**DATA IN THIS EXERCISE**
----

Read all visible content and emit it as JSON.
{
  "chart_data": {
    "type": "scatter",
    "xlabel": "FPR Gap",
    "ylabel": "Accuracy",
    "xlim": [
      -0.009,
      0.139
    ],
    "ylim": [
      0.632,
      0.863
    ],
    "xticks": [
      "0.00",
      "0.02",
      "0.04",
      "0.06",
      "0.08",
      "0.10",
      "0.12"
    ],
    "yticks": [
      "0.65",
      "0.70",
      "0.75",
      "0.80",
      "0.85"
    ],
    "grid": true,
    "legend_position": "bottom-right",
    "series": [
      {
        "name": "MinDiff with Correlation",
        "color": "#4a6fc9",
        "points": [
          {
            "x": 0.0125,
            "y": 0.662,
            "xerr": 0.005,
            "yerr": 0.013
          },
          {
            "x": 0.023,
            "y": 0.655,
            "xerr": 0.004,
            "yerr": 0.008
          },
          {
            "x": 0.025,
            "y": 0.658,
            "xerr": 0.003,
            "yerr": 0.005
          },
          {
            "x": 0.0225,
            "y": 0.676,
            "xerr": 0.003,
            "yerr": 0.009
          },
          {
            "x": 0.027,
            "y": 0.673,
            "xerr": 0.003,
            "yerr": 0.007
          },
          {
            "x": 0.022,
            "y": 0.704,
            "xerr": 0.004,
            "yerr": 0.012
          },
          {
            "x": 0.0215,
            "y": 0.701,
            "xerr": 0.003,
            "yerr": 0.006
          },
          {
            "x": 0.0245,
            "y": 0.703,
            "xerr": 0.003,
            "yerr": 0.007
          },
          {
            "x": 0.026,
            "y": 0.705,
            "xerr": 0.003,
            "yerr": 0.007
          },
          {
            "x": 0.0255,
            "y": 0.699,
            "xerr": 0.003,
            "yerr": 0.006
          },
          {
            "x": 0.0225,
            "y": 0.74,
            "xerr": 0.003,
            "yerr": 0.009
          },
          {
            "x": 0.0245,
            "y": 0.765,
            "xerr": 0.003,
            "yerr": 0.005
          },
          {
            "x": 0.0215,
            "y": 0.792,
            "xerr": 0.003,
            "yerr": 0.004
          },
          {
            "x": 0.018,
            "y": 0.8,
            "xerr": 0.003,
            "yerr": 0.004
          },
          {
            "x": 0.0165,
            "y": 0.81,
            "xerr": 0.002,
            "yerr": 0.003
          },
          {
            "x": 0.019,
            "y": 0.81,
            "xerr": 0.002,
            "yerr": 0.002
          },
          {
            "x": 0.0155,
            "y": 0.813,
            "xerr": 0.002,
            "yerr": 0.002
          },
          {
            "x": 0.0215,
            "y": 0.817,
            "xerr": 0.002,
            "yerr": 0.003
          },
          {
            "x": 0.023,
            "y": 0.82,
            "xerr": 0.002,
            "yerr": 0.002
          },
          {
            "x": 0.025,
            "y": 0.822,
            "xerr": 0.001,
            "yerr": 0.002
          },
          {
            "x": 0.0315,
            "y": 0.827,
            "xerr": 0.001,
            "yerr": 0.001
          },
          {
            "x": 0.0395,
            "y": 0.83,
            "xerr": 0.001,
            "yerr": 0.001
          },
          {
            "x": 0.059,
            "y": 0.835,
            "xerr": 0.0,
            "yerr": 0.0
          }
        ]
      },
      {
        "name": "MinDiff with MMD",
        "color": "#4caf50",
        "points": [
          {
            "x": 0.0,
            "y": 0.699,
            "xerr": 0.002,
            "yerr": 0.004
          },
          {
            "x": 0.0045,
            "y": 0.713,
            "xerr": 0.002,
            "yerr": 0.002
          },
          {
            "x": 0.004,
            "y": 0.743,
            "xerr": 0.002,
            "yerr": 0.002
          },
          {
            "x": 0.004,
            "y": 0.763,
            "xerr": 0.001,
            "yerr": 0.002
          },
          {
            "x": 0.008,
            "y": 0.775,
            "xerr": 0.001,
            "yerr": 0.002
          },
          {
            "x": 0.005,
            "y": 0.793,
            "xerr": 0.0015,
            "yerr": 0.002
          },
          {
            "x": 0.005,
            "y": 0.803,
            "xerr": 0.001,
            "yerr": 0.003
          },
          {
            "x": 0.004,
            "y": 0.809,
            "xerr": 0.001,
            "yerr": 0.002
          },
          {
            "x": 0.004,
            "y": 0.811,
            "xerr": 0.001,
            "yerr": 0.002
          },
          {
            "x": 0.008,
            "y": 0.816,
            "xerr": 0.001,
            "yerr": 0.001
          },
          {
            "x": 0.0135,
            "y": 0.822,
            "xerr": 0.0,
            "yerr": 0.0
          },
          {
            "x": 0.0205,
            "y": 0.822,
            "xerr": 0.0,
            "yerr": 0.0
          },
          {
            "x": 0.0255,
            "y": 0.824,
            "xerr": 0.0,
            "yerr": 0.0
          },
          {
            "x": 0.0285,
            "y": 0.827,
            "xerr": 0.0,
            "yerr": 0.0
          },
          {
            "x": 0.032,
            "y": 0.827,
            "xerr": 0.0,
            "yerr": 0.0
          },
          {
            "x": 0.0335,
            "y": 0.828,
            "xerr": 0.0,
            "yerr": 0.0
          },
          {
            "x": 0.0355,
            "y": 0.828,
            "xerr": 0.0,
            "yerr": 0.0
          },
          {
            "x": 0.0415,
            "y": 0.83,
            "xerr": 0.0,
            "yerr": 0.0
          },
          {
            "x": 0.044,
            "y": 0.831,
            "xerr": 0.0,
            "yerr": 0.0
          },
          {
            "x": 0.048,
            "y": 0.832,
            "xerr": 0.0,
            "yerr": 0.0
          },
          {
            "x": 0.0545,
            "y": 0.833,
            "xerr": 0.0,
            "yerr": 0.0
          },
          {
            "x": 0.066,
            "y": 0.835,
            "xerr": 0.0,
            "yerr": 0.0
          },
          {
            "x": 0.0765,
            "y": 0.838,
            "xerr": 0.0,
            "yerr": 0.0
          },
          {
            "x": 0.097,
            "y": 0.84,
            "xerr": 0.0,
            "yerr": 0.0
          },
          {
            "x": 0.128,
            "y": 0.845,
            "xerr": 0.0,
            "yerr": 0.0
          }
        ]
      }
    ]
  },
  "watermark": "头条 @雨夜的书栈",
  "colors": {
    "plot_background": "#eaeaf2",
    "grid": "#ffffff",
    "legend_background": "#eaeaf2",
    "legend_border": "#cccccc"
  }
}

----

**GIVEN INSTRUCTION**
Return every line in the listing that contains the word "name".

**REPLY**
        "name": "MinDiff with Correlation",
        "name": "MinDiff with MMD",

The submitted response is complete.